=== DATA RECORDS ===

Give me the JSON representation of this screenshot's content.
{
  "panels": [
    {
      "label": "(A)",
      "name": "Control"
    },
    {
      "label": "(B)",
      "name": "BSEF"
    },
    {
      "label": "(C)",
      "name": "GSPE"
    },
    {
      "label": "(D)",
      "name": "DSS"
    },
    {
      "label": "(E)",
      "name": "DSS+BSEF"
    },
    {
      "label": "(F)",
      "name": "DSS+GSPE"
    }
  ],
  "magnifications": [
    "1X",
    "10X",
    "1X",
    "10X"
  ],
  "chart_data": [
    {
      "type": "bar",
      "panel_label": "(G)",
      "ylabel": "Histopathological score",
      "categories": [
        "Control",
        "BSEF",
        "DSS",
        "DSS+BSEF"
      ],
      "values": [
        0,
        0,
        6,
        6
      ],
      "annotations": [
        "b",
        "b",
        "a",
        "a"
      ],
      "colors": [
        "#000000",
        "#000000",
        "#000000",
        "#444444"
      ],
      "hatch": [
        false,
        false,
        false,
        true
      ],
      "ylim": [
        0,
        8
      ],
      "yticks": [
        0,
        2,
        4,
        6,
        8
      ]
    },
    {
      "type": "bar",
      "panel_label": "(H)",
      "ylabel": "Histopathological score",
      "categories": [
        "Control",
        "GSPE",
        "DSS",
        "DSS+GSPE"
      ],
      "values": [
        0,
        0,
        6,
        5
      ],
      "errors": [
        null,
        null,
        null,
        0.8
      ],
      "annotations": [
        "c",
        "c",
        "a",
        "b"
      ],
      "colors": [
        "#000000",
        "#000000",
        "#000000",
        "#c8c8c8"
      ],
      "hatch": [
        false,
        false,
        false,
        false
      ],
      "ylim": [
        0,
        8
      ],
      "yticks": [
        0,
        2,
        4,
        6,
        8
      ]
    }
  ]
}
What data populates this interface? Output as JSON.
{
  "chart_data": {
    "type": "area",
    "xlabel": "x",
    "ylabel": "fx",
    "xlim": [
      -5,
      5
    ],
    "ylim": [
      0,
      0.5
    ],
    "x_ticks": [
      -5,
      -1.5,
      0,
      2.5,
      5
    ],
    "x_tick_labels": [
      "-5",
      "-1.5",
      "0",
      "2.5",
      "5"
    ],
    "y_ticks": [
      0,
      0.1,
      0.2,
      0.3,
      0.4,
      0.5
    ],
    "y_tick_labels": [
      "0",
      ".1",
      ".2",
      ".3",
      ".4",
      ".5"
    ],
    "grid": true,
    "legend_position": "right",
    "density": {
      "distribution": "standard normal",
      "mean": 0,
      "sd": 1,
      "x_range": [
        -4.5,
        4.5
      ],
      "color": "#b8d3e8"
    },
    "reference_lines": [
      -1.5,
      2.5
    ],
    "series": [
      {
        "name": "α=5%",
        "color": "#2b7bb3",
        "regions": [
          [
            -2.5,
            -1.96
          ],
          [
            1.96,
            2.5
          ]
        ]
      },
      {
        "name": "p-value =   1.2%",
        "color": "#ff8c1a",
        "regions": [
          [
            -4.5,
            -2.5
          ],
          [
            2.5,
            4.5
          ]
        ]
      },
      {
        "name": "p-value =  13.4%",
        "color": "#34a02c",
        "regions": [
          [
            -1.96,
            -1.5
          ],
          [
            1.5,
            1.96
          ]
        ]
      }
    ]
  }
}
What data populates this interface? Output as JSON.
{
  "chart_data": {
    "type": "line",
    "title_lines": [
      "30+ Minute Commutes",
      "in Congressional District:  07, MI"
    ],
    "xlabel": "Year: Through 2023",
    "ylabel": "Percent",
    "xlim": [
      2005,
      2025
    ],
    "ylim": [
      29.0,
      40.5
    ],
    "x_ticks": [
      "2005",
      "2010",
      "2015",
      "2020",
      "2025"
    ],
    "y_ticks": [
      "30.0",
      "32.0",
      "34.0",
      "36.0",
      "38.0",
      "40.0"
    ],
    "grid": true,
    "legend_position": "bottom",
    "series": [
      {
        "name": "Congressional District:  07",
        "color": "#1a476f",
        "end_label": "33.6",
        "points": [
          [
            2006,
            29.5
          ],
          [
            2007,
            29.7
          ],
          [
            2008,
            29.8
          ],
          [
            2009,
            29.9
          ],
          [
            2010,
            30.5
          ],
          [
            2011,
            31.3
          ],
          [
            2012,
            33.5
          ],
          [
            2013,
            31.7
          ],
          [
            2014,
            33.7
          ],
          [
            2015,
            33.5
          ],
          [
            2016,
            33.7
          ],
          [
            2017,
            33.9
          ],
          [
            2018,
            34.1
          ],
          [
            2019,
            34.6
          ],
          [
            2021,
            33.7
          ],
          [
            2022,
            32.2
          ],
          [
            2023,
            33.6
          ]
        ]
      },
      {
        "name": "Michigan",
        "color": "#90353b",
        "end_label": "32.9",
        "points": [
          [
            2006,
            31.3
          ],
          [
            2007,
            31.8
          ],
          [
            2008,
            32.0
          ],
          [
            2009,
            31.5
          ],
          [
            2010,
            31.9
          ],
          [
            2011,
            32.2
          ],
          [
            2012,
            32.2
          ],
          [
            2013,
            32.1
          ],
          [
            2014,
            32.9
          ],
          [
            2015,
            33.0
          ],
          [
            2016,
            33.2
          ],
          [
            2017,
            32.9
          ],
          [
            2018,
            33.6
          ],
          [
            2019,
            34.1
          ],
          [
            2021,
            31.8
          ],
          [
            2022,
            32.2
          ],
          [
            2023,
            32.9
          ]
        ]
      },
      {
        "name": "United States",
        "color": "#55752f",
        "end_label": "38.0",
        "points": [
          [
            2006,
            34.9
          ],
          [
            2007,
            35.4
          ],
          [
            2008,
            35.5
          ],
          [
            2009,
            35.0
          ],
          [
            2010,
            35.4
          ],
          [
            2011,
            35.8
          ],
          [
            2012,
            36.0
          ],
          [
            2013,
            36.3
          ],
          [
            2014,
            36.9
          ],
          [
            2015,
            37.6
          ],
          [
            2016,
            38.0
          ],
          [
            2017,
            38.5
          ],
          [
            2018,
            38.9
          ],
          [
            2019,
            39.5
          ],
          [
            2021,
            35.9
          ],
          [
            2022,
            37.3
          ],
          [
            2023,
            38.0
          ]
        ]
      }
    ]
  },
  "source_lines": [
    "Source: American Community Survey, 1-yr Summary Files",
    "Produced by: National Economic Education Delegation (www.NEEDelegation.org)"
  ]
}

===

## GOAL OF THE EXERCISE
Repeat the material above exactly.

## THE SOLUTION
Give me the JSON representation of this screenshot's content.
{
  "panels": [
    {
      "label": "(A)",
      "name": "Control"
    },
    {
      "label": "(B)",
      "name": "BSEF"
    },
    {
      "label": "(C)",
      "name": "GSPE"
    },
    {
      "label": "(D)",
      "name": "DSS"
    },
    {
      "label": "(E)",
      "name": "DSS+BSEF"
    },
    {
      "label": "(F)",
      "name": "DSS+GSPE"
    }
  ],
  "magnifications": [
    "1X",
    "10X",
    "1X",
    "10X"
  ],
  "chart_data": [
    {
      "type": "bar",
      "panel_label": "(G)",
      "ylabel": "Histopathological score",
      "categories": [
        "Control",
        "BSEF",
        "DSS",
        "DSS+BSEF"
      ],
      "values": [
        0,
        0,
        6,
        6
      ],
      "annotations": [
        "b",
        "b",
        "a",
        "a"
      ],
      "colors": [
        "#000000",
        "#000000",
        "#000000",
        "#444444"
      ],
      "hatch": [
        false,
        false,
        false,
        true
      ],
      "ylim": [
        0,
        8
      ],
      "yticks": [
        0,
        2,
        4,
        6,
        8
      ]
    },
    {
      "type": "bar",
      "panel_label": "(H)",
      "ylabel": "Histopathological score",
      "categories": [
        "Control",
        "GSPE",
        "DSS",
        "DSS+GSPE"
      ],
      "values": [
        0,
        0,
        6,
        5
      ],
      "errors": [
        null,
        null,
        null,
        0.8
      ],
      "annotations": [
        "c",
        "c",
        "a",
        "b"
      ],
      "colors": [
        "#000000",
        "#000000",
        "#000000",
        "#c8c8c8"
      ],
      "hatch": [
        false,
        false,
        false,
        false
      ],
      "ylim": [
        0,
        8
      ],
      "yticks": [
        0,
        2,
        4,
        6,
        8
      ]
    }
  ]
}
What data populates this interface? Output as JSON.
{
  "chart_data": {
    "type": "area",
    "xlabel": "x",
    "ylabel": "fx",
    "xlim": [
      -5,
      5
    ],
    "ylim": [
      0,
      0.5
    ],
    "x_ticks": [
      -5,
      -1.5,
      0,
      2.5,
      5
    ],
    "x_tick_labels": [
      "-5",
      "-1.5",
      "0",
      "2.5",
      "5"
    ],
    "y_ticks": [
      0,
      0.1,
      0.2,
      0.3,
      0.4,
      0.5
    ],
    "y_tick_labels": [
      "0",
      ".1",
      ".2",
      ".3",
      ".4",
      ".5"
    ],
    "grid": true,
    "legend_position": "right",
    "density": {
      "distribution": "standard normal",
      "mean": 0,
      "sd": 1,
      "x_range": [
        -4.5,
        4.5
      ],
      "color": "#b8d3e8"
    },
    "reference_lines": [
      -1.5,
      2.5
    ],
    "series": [
      {
        "name": "α=5%",
        "color": "#2b7bb3",
        "regions": [
          [
            -2.5,
            -1.96
          ],
          [
            1.96,
            2.5
          ]
        ]
      },
      {
        "name": "p-value =   1.2%",
        "color": "#ff8c1a",
        "regions": [
          [
            -4.5,
            -2.5
          ],
          [
            2.5,
            4.5
          ]
        ]
      },
      {
        "name": "p-value =  13.4%",
        "color": "#34a02c",
        "regions": [
          [
            -1.96,
            -1.5
          ],
          [
            1.5,
            1.96
          ]
        ]
      }
    ]
  }
}
What data populates this interface? Output as JSON.
{
  "chart_data": {
    "type": "line",
    "title_lines": [
      "30+ Minute Commutes",
      "in Congressional District:  07, MI"
    ],
    "xlabel": "Year: Through 2023",
    "ylabel": "Percent",
    "xlim": [
      2005,
      2025
    ],
    "ylim": [
      29.0,
      40.5
    ],
    "x_ticks": [
      "2005",
      "2010",
      "2015",
      "2020",
      "2025"
    ],
    "y_ticks": [
      "30.0",
      "32.0",
      "34.0",
      "36.0",
      "38.0",
      "40.0"
    ],
    "grid": true,
    "legend_position": "bottom",
    "series": [
      {
        "name": "Congressional District:  07",
        "color": "#1a476f",
        "end_label": "33.6",
        "points": [
          [
            2006,
            29.5
          ],
          [
            2007,
            29.7
          ],
          [
            2008,
            29.8
          ],
          [
            2009,
            29.9
          ],
          [
            2010,
            30.5
          ],
          [
            2011,
            31.3
          ],
          [
            2012,
            33.5
          ],
          [
            2013,
            31.7
          ],
          [
            2014,
            33.7
          ],
          [
            2015,
            33.5
          ],
          [
            2016,
            33.7
          ],
          [
            2017,
            33.9
          ],
          [
            2018,
            34.1
          ],
          [
            2019,
            34.6
          ],
          [
            2021,
            33.7
          ],
          [
            2022,
            32.2
          ],
          [
            2023,
            33.6
          ]
        ]
      },
      {
        "name": "Michigan",
        "color": "#90353b",
        "end_label": "32.9",
        "points": [
          [
            2006,
            31.3
          ],
          [
            2007,
            31.8
          ],
          [
            2008,
            32.0
          ],
          [
            2009,
            31.5
          ],
          [
            2010,
            31.9
          ],
          [
            2011,
            32.2
          ],
          [
            2012,
            32.2
          ],
          [
            2013,
            32.1
          ],
          [
            2014,
            32.9
          ],
          [
            2015,
            33.0
          ],
          [
            2016,
            33.2
          ],
          [
            2017,
            32.9
          ],
          [
            2018,
            33.6
          ],
          [
            2019,
            34.1
          ],
          [
            2021,
            31.8
          ],
          [
            2022,
            32.2
          ],
          [
            2023,
            32.9
          ]
        ]
      },
      {
        "name": "United States",
        "color": "#55752f",
        "end_label": "38.0",
        "points": [
          [
            2006,
            34.9
          ],
          [
            2007,
            35.4
          ],
          [
            2008,
            35.5
          ],
          [
            2009,
            35.0
          ],
          [
            2010,
            35.4
          ],
          [
            2011,
            35.8
          ],
          [
            2012,
            36.0
          ],
          [
            2013,
            36.3
          ],
          [
            2014,
            36.9
          ],
          [
            2015,
            37.6
          ],
          [
            2016,
            38.0
          ],
          [
            2017,
            38.5
          ],
          [
            2018,
            38.9
          ],
          [
            2019,
            39.5
          ],
          [
            2021,
            35.9
          ],
          [
            2022,
            37.3
          ],
          [
            2023,
            38.0
          ]
        ]
      }
    ]
  },
  "source_lines": [
    "Source: American Community Survey, 1-yr Summary Files",
    "Produced by: National Economic Education Delegation (www.NEEDelegation.org)"
  ]
}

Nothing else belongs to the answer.